(Records excerpted from a collection)
· · ·
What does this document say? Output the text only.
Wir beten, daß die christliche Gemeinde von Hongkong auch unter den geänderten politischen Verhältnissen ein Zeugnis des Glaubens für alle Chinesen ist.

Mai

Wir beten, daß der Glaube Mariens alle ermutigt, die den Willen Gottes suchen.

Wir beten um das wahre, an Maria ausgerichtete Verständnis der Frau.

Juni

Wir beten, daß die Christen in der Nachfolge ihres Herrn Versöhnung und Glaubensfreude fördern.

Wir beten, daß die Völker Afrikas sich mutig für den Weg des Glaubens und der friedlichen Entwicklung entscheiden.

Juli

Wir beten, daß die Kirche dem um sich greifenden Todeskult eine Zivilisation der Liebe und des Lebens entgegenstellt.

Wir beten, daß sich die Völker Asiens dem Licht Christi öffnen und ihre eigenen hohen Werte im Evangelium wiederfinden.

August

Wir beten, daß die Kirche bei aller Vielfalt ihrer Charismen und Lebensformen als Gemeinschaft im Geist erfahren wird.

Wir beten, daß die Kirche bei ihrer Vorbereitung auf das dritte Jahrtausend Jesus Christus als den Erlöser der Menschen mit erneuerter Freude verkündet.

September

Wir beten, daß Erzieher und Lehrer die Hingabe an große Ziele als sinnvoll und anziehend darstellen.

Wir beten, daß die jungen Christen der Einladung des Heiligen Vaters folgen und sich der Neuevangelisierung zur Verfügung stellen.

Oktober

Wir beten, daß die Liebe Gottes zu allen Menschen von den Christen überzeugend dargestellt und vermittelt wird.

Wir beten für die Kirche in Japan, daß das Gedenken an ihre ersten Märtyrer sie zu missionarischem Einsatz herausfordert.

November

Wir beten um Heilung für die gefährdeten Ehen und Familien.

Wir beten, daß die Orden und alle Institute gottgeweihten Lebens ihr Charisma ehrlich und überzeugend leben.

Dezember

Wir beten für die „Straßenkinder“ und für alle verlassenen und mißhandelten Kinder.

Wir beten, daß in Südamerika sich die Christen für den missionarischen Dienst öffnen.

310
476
· · ·
** TASK TO COMPLETE **
Copy the material above verbatim.

** COMPLETED EXERCISE **
What does this document say? Output the text only.
Wir beten, daß die christliche Gemeinde von Hongkong auch unter den geänderten politischen Verhältnissen ein Zeugnis des Glaubens für alle Chinesen ist.

Mai

Wir beten, daß der Glaube Mariens alle ermutigt, die den Willen Gottes suchen.

Wir beten um das wahre, an Maria ausgerichtete Verständnis der Frau.

Juni

Wir beten, daß die Christen in der Nachfolge ihres Herrn Versöhnung und Glaubensfreude fördern.

Wir beten, daß die Völker Afrikas sich mutig für den Weg des Glaubens und der friedlichen Entwicklung entscheiden.

Juli

Wir beten, daß die Kirche dem um sich greifenden Todeskult eine Zivilisation der Liebe und des Lebens entgegenstellt.

Wir beten, daß sich die Völker Asiens dem Licht Christi öffnen und ihre eigenen hohen Werte im Evangelium wiederfinden.

August

Wir beten, daß die Kirche bei aller Vielfalt ihrer Charismen und Lebensformen als Gemeinschaft im Geist erfahren wird.

Wir beten, daß die Kirche bei ihrer Vorbereitung auf das dritte Jahrtausend Jesus Christus als den Erlöser der Menschen mit erneuerter Freude verkündet.

September

Wir beten, daß Erzieher und Lehrer die Hingabe an große Ziele als sinnvoll und anziehend darstellen.

Wir beten, daß die jungen Christen der Einladung des Heiligen Vaters folgen und sich der Neuevangelisierung zur Verfügung stellen.

Oktober

Wir beten, daß die Liebe Gottes zu allen Menschen von den Christen überzeugend dargestellt und vermittelt wird.

Wir beten für die Kirche in Japan, daß das Gedenken an ihre ersten Märtyrer sie zu missionarischem Einsatz herausfordert.

November

Wir beten um Heilung für die gefährdeten Ehen und Familien.

Wir beten, daß die Orden und alle Institute gottgeweihten Lebens ihr Charisma ehrlich und überzeugend leben.

Dezember

Wir beten für die „Straßenkinder“ und für alle verlassenen und mißhandelten Kinder.

Wir beten, daß in Südamerika sich die Christen für den missionarischen Dienst öffnen.

310
476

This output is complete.